— start of Records for this exercise —

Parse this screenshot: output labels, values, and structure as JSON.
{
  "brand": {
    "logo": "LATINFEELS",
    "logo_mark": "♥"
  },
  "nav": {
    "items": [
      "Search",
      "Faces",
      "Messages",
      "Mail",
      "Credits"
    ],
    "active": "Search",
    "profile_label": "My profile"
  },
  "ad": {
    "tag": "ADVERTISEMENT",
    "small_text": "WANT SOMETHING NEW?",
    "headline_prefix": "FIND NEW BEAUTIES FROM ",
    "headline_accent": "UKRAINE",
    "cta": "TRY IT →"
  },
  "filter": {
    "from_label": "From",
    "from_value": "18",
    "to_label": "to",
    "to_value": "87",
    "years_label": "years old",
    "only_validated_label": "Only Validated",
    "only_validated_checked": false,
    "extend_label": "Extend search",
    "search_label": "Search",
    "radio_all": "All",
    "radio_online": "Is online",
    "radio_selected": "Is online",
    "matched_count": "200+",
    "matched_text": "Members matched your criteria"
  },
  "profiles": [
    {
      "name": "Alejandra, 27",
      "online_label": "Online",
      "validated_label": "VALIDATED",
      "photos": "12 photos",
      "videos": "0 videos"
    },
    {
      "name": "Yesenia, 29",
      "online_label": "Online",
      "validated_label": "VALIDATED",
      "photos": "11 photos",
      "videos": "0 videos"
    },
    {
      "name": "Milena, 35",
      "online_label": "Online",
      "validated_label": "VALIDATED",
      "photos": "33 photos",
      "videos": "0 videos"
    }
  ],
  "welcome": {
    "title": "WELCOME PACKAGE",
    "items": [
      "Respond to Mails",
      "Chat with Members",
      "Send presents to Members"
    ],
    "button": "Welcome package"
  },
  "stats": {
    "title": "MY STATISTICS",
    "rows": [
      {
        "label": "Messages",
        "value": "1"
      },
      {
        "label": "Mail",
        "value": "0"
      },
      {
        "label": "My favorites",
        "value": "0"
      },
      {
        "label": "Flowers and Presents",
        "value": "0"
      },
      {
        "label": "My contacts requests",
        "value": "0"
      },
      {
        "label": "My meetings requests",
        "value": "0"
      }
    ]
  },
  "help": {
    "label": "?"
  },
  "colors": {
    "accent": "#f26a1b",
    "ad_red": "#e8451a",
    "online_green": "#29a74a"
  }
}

— end of Records for this exercise —

Challenge -
Write out all the lines again, exactly as they are.

Answer -
Parse this screenshot: output labels, values, and structure as JSON.
{
  "brand": {
    "logo": "LATINFEELS",
    "logo_mark": "♥"
  },
  "nav": {
    "items": [
      "Search",
      "Faces",
      "Messages",
      "Mail",
      "Credits"
    ],
    "active": "Search",
    "profile_label": "My profile"
  },
  "ad": {
    "tag": "ADVERTISEMENT",
    "small_text": "WANT SOMETHING NEW?",
    "headline_prefix": "FIND NEW BEAUTIES FROM ",
    "headline_accent": "UKRAINE",
    "cta": "TRY IT →"
  },
  "filter": {
    "from_label": "From",
    "from_value": "18",
    "to_label": "to",
    "to_value": "87",
    "years_label": "years old",
    "only_validated_label": "Only Validated",
    "only_validated_checked": false,
    "extend_label": "Extend search",
    "search_label": "Search",
    "radio_all": "All",
    "radio_online": "Is online",
    "radio_selected": "Is online",
    "matched_count": "200+",
    "matched_text": "Members matched your criteria"
  },
  "profiles": [
    {
      "name": "Alejandra, 27",
      "online_label": "Online",
      "validated_label": "VALIDATED",
      "photos": "12 photos",
      "videos": "0 videos"
    },
    {
      "name": "Yesenia, 29",
      "online_label": "Online",
      "validated_label": "VALIDATED",
      "photos": "11 photos",
      "videos": "0 videos"
    },
    {
      "name": "Milena, 35",
      "online_label": "Online",
      "validated_label": "VALIDATED",
      "photos": "33 photos",
      "videos": "0 videos"
    }
  ],
  "welcome": {
    "title": "WELCOME PACKAGE",
    "items": [
      "Respond to Mails",
      "Chat with Members",
      "Send presents to Members"
    ],
    "button": "Welcome package"
  },
  "stats": {
    "title": "MY STATISTICS",
    "rows": [
      {
        "label": "Messages",
        "value": "1"
      },
      {
        "label": "Mail",
        "value": "0"
      },
      {
        "label": "My favorites",
        "value": "0"
      },
      {
        "label": "Flowers and Presents",
        "value": "0"
      },
      {
        "label": "My contacts requests",
        "value": "0"
      },
      {
        "label": "My meetings requests",
        "value": "0"
      }
    ]
  },
  "help": {
    "label": "?"
  },
  "colors": {
    "accent": "#f26a1b",
    "ad_red": "#e8451a",
    "online_green": "#29a74a"
  }
}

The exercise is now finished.